=== Stated exercise ===
Exactly as given, repeat all of the entries.

- - -

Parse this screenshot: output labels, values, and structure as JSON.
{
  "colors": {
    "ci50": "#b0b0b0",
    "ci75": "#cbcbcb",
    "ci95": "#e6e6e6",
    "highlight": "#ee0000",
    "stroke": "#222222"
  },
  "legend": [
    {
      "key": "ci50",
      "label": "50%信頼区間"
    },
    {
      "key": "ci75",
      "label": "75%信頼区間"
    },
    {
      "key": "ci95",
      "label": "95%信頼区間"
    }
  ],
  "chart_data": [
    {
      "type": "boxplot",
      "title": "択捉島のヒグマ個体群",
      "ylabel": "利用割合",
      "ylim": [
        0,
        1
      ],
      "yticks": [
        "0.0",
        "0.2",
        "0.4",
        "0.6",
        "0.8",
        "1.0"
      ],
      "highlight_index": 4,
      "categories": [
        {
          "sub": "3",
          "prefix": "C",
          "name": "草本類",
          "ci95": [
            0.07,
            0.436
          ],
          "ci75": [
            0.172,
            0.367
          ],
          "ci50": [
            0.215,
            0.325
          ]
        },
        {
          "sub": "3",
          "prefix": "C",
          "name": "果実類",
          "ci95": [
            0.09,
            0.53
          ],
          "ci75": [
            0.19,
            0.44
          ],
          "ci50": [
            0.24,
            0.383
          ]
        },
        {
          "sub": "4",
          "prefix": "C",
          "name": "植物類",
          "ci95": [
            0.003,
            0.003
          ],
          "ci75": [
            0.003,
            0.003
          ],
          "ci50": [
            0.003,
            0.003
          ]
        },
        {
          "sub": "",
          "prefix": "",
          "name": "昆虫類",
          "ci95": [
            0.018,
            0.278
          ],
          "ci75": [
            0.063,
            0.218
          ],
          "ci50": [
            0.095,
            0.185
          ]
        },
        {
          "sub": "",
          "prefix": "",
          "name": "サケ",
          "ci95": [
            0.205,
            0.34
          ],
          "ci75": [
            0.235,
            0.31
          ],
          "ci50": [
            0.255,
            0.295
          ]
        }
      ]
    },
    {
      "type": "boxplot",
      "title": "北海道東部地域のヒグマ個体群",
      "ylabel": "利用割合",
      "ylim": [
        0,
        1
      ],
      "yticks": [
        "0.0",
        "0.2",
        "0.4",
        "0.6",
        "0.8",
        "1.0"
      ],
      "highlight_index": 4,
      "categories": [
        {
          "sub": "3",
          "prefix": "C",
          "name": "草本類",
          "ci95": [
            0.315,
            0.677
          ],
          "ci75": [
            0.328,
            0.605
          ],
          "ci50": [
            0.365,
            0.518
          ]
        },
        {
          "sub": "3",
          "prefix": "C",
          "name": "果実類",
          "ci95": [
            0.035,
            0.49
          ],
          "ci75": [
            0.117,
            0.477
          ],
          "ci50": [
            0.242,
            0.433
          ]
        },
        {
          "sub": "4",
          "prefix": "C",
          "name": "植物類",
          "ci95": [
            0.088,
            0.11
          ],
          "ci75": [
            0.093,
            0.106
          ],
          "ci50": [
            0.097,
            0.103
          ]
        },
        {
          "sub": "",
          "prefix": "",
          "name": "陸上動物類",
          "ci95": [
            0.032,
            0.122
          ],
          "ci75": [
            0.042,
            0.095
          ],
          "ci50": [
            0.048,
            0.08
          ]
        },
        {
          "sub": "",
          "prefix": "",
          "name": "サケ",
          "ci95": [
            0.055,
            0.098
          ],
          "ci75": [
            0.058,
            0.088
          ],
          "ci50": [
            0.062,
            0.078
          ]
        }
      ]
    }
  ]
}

- - -

=== The reply ===
Parse this screenshot: output labels, values, and structure as JSON.
{
  "colors": {
    "ci50": "#b0b0b0",
    "ci75": "#cbcbcb",
    "ci95": "#e6e6e6",
    "highlight": "#ee0000",
    "stroke": "#222222"
  },
  "legend": [
    {
      "key": "ci50",
      "label": "50%信頼区間"
    },
    {
      "key": "ci75",
      "label": "75%信頼区間"
    },
    {
      "key": "ci95",
      "label": "95%信頼区間"
    }
  ],
  "chart_data": [
    {
      "type": "boxplot",
      "title": "択捉島のヒグマ個体群",
      "ylabel": "利用割合",
      "ylim": [
        0,
        1
      ],
      "yticks": [
        "0.0",
        "0.2",
        "0.4",
        "0.6",
        "0.8",
        "1.0"
      ],
      "highlight_index": 4,
      "categories": [
        {
          "sub": "3",
          "prefix": "C",
          "name": "草本類",
          "ci95": [
            0.07,
            0.436
          ],
          "ci75": [
            0.172,
            0.367
          ],
          "ci50": [
            0.215,
            0.325
          ]
        },
        {
          "sub": "3",
          "prefix": "C",
          "name": "果実類",
          "ci95": [
            0.09,
            0.53
          ],
          "ci75": [
            0.19,
            0.44
          ],
          "ci50": [
            0.24,
            0.383
          ]
        },
        {
          "sub": "4",
          "prefix": "C",
          "name": "植物類",
          "ci95": [
            0.003,
            0.003
          ],
          "ci75": [
            0.003,
            0.003
          ],
          "ci50": [
            0.003,
            0.003
          ]
        },
        {
          "sub": "",
          "prefix": "",
          "name": "昆虫類",
          "ci95": [
            0.018,
            0.278
          ],
          "ci75": [
            0.063,
            0.218
          ],
          "ci50": [
            0.095,
            0.185
          ]
        },
        {
          "sub": "",
          "prefix": "",
          "name": "サケ",
          "ci95": [
            0.205,
            0.34
          ],
          "ci75": [
            0.235,
            0.31
          ],
          "ci50": [
            0.255,
            0.295
          ]
        }
      ]
    },
    {
      "type": "boxplot",
      "title": "北海道東部地域のヒグマ個体群",
      "ylabel": "利用割合",
      "ylim": [
        0,
        1
      ],
      "yticks": [
        "0.0",
        "0.2",
        "0.4",
        "0.6",
        "0.8",
        "1.0"
      ],
      "highlight_index": 4,
      "categories": [
        {
          "sub": "3",
          "prefix": "C",
          "name": "草本類",
          "ci95": [
            0.315,
            0.677
          ],
          "ci75": [
            0.328,
            0.605
          ],
          "ci50": [
            0.365,
            0.518
          ]
        },
        {
          "sub": "3",
          "prefix": "C",
          "name": "果実類",
          "ci95": [
            0.035,
            0.49
          ],
          "ci75": [
            0.117,
            0.477
          ],
          "ci50": [
            0.242,
            0.433
          ]
        },
        {
          "sub": "4",
          "prefix": "C",
          "name": "植物類",
          "ci95": [
            0.088,
            0.11
          ],
          "ci75": [
            0.093,
            0.106
          ],
          "ci50": [
            0.097,
            0.103
          ]
        },
        {
          "sub": "",
          "prefix": "",
          "name": "陸上動物類",
          "ci95": [
            0.032,
            0.122
          ],
          "ci75": [
            0.042,
            0.095
          ],
          "ci50": [
            0.048,
            0.08
          ]
        },
        {
          "sub": "",
          "prefix": "",
          "name": "サケ",
          "ci95": [
            0.055,
            0.098
          ],
          "ci75": [
            0.058,
            0.088
          ],
          "ci50": [
            0.062,
            0.078
          ]
        }
      ]
    }
  ]
}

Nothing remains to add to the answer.